Dataset rows about figures
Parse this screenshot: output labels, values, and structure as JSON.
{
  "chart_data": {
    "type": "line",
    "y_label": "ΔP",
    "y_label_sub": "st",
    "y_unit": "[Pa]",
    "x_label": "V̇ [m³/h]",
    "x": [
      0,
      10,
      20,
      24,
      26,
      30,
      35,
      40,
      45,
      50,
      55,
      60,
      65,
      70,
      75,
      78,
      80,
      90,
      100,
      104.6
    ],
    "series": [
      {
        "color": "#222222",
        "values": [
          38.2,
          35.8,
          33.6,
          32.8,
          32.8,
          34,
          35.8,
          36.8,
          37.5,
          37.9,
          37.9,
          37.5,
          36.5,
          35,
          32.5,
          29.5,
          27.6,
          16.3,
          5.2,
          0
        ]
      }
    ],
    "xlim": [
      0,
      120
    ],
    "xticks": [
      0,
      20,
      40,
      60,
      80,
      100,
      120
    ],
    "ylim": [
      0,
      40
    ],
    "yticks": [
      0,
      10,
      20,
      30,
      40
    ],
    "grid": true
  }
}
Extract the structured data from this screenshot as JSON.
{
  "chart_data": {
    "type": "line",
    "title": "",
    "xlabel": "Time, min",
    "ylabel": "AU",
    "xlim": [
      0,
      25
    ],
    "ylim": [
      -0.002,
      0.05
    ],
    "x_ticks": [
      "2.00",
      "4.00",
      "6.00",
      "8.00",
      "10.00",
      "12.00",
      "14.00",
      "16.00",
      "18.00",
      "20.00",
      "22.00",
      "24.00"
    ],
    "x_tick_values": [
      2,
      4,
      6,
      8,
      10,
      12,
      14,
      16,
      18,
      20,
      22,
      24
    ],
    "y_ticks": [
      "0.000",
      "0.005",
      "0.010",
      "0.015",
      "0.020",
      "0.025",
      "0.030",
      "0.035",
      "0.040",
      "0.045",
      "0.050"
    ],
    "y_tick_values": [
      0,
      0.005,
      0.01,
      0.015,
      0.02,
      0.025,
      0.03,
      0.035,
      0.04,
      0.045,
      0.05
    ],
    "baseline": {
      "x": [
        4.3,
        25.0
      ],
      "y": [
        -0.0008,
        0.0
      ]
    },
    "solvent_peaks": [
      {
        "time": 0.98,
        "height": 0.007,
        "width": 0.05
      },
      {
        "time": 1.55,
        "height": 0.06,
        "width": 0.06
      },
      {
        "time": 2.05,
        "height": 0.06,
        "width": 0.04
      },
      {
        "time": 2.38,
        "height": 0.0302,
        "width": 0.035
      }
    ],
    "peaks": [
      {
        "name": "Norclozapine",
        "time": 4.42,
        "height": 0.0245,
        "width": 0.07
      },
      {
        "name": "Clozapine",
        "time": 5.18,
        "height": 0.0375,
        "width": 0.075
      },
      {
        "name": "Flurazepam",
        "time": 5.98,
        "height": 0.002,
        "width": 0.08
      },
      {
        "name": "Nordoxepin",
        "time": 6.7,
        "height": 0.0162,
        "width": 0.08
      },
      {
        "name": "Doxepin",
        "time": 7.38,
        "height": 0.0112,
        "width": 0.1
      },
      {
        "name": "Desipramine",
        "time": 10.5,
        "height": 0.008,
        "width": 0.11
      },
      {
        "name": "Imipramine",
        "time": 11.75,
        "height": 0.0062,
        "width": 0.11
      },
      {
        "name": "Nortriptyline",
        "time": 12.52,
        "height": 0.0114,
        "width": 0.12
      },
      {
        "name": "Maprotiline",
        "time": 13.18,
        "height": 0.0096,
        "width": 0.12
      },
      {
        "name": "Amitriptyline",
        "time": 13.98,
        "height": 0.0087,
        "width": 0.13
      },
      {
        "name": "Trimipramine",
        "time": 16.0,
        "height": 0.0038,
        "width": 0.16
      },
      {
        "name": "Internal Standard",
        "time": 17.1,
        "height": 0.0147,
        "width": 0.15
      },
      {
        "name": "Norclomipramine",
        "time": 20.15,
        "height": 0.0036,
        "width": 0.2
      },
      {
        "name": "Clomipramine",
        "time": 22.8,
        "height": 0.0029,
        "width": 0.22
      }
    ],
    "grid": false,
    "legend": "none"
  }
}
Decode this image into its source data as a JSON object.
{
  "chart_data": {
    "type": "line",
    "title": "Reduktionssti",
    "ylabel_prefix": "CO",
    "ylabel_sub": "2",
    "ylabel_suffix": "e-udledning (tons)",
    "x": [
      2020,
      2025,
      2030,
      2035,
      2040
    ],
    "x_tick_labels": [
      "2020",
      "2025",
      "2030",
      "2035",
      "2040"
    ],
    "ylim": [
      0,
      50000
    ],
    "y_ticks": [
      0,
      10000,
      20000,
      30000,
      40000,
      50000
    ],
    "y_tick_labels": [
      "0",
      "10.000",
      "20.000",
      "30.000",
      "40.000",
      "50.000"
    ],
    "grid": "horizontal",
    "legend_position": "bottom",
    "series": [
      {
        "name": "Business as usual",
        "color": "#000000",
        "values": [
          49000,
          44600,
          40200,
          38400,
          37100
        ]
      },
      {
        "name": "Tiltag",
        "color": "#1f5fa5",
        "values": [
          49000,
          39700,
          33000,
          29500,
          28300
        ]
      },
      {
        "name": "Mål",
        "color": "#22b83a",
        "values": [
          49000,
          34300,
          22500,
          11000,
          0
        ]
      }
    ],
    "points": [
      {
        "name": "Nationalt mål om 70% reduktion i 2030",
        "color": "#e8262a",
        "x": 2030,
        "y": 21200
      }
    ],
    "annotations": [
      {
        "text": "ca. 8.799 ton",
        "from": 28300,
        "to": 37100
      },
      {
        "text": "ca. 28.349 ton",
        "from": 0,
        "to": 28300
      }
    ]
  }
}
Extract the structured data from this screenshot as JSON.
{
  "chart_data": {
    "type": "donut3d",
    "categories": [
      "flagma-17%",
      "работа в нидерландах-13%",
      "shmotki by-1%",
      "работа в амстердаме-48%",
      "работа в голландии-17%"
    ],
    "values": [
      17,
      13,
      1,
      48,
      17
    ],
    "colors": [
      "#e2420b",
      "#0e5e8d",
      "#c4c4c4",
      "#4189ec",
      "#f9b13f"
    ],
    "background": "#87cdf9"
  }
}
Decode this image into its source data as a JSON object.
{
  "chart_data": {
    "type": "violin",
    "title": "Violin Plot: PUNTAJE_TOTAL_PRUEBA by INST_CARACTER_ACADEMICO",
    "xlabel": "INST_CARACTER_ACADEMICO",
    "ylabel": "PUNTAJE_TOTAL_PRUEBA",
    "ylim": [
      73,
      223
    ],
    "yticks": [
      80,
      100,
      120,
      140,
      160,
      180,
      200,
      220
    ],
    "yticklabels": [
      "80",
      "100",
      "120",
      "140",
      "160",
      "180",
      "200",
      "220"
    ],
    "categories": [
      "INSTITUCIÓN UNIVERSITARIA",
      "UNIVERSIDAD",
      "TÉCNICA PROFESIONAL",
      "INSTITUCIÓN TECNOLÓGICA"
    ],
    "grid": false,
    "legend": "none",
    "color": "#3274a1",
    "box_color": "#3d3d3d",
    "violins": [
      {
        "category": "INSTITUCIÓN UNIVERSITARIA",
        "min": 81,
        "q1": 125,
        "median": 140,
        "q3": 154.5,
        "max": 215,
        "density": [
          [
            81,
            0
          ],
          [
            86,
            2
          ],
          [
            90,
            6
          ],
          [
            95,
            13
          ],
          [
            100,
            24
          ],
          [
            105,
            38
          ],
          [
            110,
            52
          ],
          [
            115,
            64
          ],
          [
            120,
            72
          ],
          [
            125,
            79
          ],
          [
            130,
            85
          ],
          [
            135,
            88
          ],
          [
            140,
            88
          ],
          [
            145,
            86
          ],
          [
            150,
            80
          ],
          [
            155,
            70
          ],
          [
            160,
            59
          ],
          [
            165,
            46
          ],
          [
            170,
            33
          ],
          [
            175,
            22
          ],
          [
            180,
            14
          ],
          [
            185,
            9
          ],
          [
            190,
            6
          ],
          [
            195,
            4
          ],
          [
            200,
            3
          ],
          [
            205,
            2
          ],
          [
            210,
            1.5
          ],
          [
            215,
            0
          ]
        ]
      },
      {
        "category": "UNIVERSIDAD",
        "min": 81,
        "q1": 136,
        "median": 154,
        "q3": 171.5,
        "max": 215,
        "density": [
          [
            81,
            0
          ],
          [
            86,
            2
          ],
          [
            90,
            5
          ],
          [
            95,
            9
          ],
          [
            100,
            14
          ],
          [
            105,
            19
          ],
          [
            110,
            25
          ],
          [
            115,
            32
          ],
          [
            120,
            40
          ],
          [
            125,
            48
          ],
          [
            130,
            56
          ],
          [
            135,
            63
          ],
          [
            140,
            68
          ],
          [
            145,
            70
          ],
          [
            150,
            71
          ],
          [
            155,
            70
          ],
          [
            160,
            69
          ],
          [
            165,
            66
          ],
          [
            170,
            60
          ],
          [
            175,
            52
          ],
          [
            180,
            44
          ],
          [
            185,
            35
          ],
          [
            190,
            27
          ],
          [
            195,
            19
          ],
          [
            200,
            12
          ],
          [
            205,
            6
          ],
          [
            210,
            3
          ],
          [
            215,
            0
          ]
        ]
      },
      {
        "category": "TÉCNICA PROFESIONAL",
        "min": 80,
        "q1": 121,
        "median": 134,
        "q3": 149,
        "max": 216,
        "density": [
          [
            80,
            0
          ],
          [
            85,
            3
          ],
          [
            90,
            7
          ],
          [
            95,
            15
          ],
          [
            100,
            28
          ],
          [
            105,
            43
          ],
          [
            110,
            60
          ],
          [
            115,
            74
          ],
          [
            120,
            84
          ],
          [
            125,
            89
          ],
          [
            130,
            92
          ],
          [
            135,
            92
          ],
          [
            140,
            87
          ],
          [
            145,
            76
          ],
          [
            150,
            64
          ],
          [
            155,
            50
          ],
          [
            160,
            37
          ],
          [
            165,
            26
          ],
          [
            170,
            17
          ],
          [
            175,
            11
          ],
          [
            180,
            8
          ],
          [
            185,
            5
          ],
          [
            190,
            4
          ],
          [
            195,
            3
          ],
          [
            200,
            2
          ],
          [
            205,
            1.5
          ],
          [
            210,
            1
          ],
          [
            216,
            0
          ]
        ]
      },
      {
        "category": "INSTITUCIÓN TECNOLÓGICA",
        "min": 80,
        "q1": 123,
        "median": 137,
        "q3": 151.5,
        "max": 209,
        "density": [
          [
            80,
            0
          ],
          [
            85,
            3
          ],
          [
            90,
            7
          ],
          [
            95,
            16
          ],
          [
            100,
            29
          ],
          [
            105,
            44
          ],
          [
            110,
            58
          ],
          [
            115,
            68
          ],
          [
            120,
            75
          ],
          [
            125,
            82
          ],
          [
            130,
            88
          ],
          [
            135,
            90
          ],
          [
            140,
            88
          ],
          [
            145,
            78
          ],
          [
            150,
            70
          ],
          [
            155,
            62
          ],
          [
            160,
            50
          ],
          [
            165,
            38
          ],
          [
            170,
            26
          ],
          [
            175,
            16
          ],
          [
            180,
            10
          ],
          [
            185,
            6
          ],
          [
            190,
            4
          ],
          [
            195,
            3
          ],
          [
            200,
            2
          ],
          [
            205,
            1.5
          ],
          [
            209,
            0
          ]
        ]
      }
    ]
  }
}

■ Given request: Tell how many lines of the material above hold "PROFESIONAL", answering with a bare number.

■ The result: 2